| Exercise brief |
A faithful copy of the entries, without any pictures, is what is needed here.

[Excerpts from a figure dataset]
****************

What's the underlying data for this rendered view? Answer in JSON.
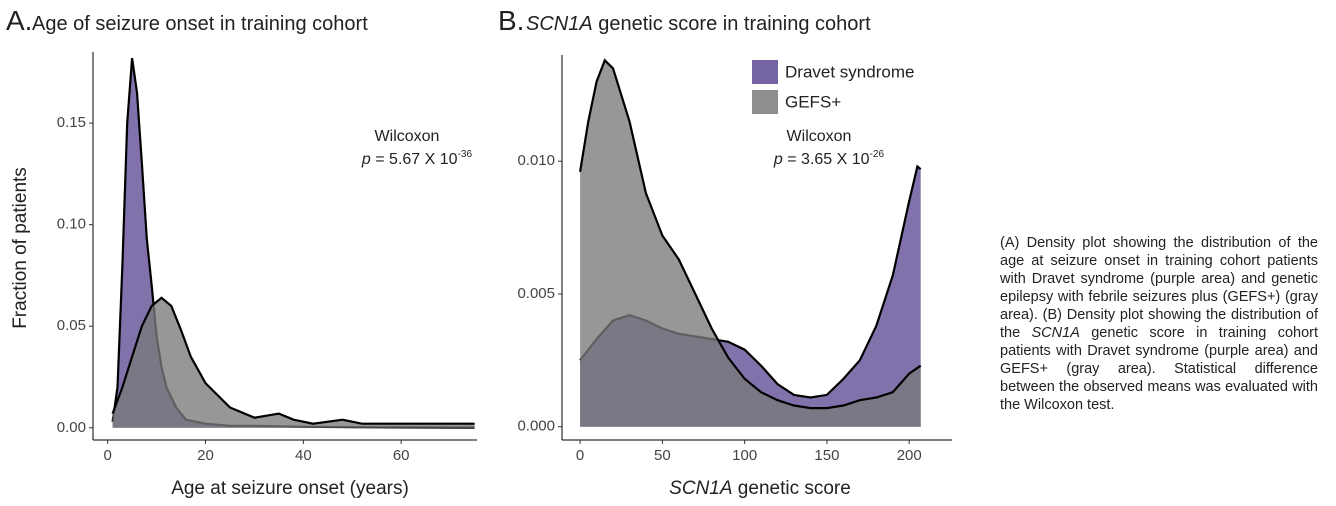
{
  "chart_data": [
    {
      "type": "area",
      "panel": "A.",
      "title": "Age of seizure onset in training cohort",
      "xlabel": "Age at seizure onset (years)",
      "ylabel": "Fraction of patients",
      "annotation": {
        "line1": "Wilcoxon",
        "p": "p",
        "text": " = 5.67 X 10",
        "exponent": "-36"
      },
      "xlim": [
        -3,
        75.5
      ],
      "ylim": [
        -0.006,
        0.185
      ],
      "xticks": [
        0,
        20,
        40,
        60
      ],
      "yticks": [
        {
          "value": 0,
          "label": "0.00"
        },
        {
          "value": 0.05,
          "label": "0.05"
        },
        {
          "value": 0.1,
          "label": "0.10"
        },
        {
          "value": 0.15,
          "label": "0.15"
        }
      ],
      "series": [
        {
          "name": "Dravet syndrome",
          "color": "#5d4a94",
          "x": [
            1,
            2,
            3,
            4,
            5,
            6,
            7,
            8,
            9,
            10,
            11,
            12,
            14,
            16,
            20,
            25,
            30,
            40,
            50,
            60,
            75
          ],
          "values": [
            0.003,
            0.02,
            0.08,
            0.15,
            0.182,
            0.165,
            0.13,
            0.093,
            0.07,
            0.045,
            0.03,
            0.02,
            0.01,
            0.004,
            0.002,
            0.001,
            0.001,
            0.0005,
            0.0003,
            0.0002,
            0.0001
          ]
        },
        {
          "name": "GEFS+",
          "color": "#7a7a7a",
          "x": [
            1,
            3,
            5,
            7,
            9,
            11,
            13,
            15,
            17,
            20,
            25,
            30,
            35,
            38,
            42,
            48,
            52,
            60,
            70,
            75
          ],
          "values": [
            0.007,
            0.02,
            0.035,
            0.05,
            0.06,
            0.064,
            0.06,
            0.048,
            0.035,
            0.022,
            0.01,
            0.005,
            0.007,
            0.004,
            0.002,
            0.004,
            0.002,
            0.002,
            0.002,
            0.002
          ]
        }
      ]
    },
    {
      "type": "area",
      "panel": "B.",
      "title_italic": "SCN1A",
      "title": " genetic score in training cohort",
      "xlabel_italic": "SCN1A",
      "xlabel": " genetic score",
      "annotation": {
        "line1": "Wilcoxon",
        "p": "p",
        "text": " = 3.65 X 10",
        "exponent": "-26"
      },
      "xlim": [
        -11,
        226
      ],
      "ylim": [
        -0.0005,
        0.014
      ],
      "xticks": [
        0,
        50,
        100,
        150,
        200
      ],
      "yticks": [
        {
          "value": 0,
          "label": "0.000"
        },
        {
          "value": 0.005,
          "label": "0.005"
        },
        {
          "value": 0.01,
          "label": "0.010"
        }
      ],
      "series": [
        {
          "name": "Dravet syndrome",
          "color": "#5d4a94",
          "x": [
            0,
            10,
            20,
            30,
            40,
            50,
            60,
            70,
            80,
            90,
            100,
            110,
            120,
            130,
            140,
            150,
            160,
            170,
            180,
            190,
            200,
            205,
            207
          ],
          "values": [
            0.0025,
            0.0033,
            0.004,
            0.0042,
            0.004,
            0.0037,
            0.0035,
            0.0034,
            0.0033,
            0.0032,
            0.0029,
            0.0023,
            0.0016,
            0.0012,
            0.0011,
            0.0012,
            0.0018,
            0.0025,
            0.0038,
            0.0057,
            0.0085,
            0.0098,
            0.0097
          ]
        },
        {
          "name": "GEFS+",
          "color": "#7a7a7a",
          "x": [
            0,
            5,
            10,
            15,
            20,
            30,
            40,
            50,
            60,
            70,
            80,
            90,
            100,
            110,
            120,
            130,
            140,
            150,
            160,
            170,
            180,
            190,
            200,
            207
          ],
          "values": [
            0.0096,
            0.0115,
            0.013,
            0.0138,
            0.0135,
            0.0115,
            0.0088,
            0.0072,
            0.0063,
            0.005,
            0.0037,
            0.0026,
            0.0018,
            0.0013,
            0.001,
            0.0008,
            0.0007,
            0.0007,
            0.0008,
            0.001,
            0.0011,
            0.0013,
            0.002,
            0.0023
          ]
        }
      ]
    }
  ],
  "caption": [
    "(A) Density plot showing the distribution of the age at seizure onset in training cohort patients with Dravet syndrome (purple area) and genetic epilepsy with febrile seizures plus (GEFS+) (gray area). (B) Density plot showing the distribution of the ",
    "SCN1A",
    " genetic score in training cohort patients with Dravet syndrome (purple area) and GEFS+ (gray area). Statistical difference between the observed means was evaluated with the Wilcoxon test."
  ]
}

****************

| Solution to this exercise |
What's the underlying data for this rendered view? Answer in JSON.
{
  "chart_data": [
    {
      "type": "area",
      "panel": "A.",
      "title": "Age of seizure onset in training cohort",
      "xlabel": "Age at seizure onset (years)",
      "ylabel": "Fraction of patients",
      "annotation": {
        "line1": "Wilcoxon",
        "p": "p",
        "text": " = 5.67 X 10",
        "exponent": "-36"
      },
      "xlim": [
        -3,
        75.5
      ],
      "ylim": [
        -0.006,
        0.185
      ],
      "xticks": [
        0,
        20,
        40,
        60
      ],
      "yticks": [
        {
          "value": 0,
          "label": "0.00"
        },
        {
          "value": 0.05,
          "label": "0.05"
        },
        {
          "value": 0.1,
          "label": "0.10"
        },
        {
          "value": 0.15,
          "label": "0.15"
        }
      ],
      "series": [
        {
          "name": "Dravet syndrome",
          "color": "#5d4a94",
          "x": [
            1,
            2,
            3,
            4,
            5,
            6,
            7,
            8,
            9,
            10,
            11,
            12,
            14,
            16,
            20,
            25,
            30,
            40,
            50,
            60,
            75
          ],
          "values": [
            0.003,
            0.02,
            0.08,
            0.15,
            0.182,
            0.165,
            0.13,
            0.093,
            0.07,
            0.045,
            0.03,
            0.02,
            0.01,
            0.004,
            0.002,
            0.001,
            0.001,
            0.0005,
            0.0003,
            0.0002,
            0.0001
          ]
        },
        {
          "name": "GEFS+",
          "color": "#7a7a7a",
          "x": [
            1,
            3,
            5,
            7,
            9,
            11,
            13,
            15,
            17,
            20,
            25,
            30,
            35,
            38,
            42,
            48,
            52,
            60,
            70,
            75
          ],
          "values": [
            0.007,
            0.02,
            0.035,
            0.05,
            0.06,
            0.064,
            0.06,
            0.048,
            0.035,
            0.022,
            0.01,
            0.005,
            0.007,
            0.004,
            0.002,
            0.004,
            0.002,
            0.002,
            0.002,
            0.002
          ]
        }
      ]
    },
    {
      "type": "area",
      "panel": "B.",
      "title_italic": "SCN1A",
      "title": " genetic score in training cohort",
      "xlabel_italic": "SCN1A",
      "xlabel": " genetic score",
      "annotation": {
        "line1": "Wilcoxon",
        "p": "p",
        "text": " = 3.65 X 10",
        "exponent": "-26"
      },
      "xlim": [
        -11,
        226
      ],
      "ylim": [
        -0.0005,
        0.014
      ],
      "xticks": [
        0,
        50,
        100,
        150,
        200
      ],
      "yticks": [
        {
          "value": 0,
          "label": "0.000"
        },
        {
          "value": 0.005,
          "label": "0.005"
        },
        {
          "value": 0.01,
          "label": "0.010"
        }
      ],
      "series": [
        {
          "name": "Dravet syndrome",
          "color": "#5d4a94",
          "x": [
            0,
            10,
            20,
            30,
            40,
            50,
            60,
            70,
            80,
            90,
            100,
            110,
            120,
            130,
            140,
            150,
            160,
            170,
            180,
            190,
            200,
            205,
            207
          ],
          "values": [
            0.0025,
            0.0033,
            0.004,
            0.0042,
            0.004,
            0.0037,
            0.0035,
            0.0034,
            0.0033,
            0.0032,
            0.0029,
            0.0023,
            0.0016,
            0.0012,
            0.0011,
            0.0012,
            0.0018,
            0.0025,
            0.0038,
            0.0057,
            0.0085,
            0.0098,
            0.0097
          ]
        },
        {
          "name": "GEFS+",
          "color": "#7a7a7a",
          "x": [
            0,
            5,
            10,
            15,
            20,
            30,
            40,
            50,
            60,
            70,
            80,
            90,
            100,
            110,
            120,
            130,
            140,
            150,
            160,
            170,
            180,
            190,
            200,
            207
          ],
          "values": [
            0.0096,
            0.0115,
            0.013,
            0.0138,
            0.0135,
            0.0115,
            0.0088,
            0.0072,
            0.0063,
            0.005,
            0.0037,
            0.0026,
            0.0018,
            0.0013,
            0.001,
            0.0008,
            0.0007,
            0.0007,
            0.0008,
            0.001,
            0.0011,
            0.0013,
            0.002,
            0.0023
          ]
        }
      ]
    }
  ],
  "caption": [
    "(A) Density plot showing the distribution of the age at seizure onset in training cohort patients with Dravet syndrome (purple area) and genetic epilepsy with febrile seizures plus (GEFS+) (gray area). (B) Density plot showing the distribution of the ",
    "SCN1A",
    " genetic score in training cohort patients with Dravet syndrome (purple area) and GEFS+ (gray area). Statistical difference between the observed means was evaluated with the Wilcoxon test."
  ]
}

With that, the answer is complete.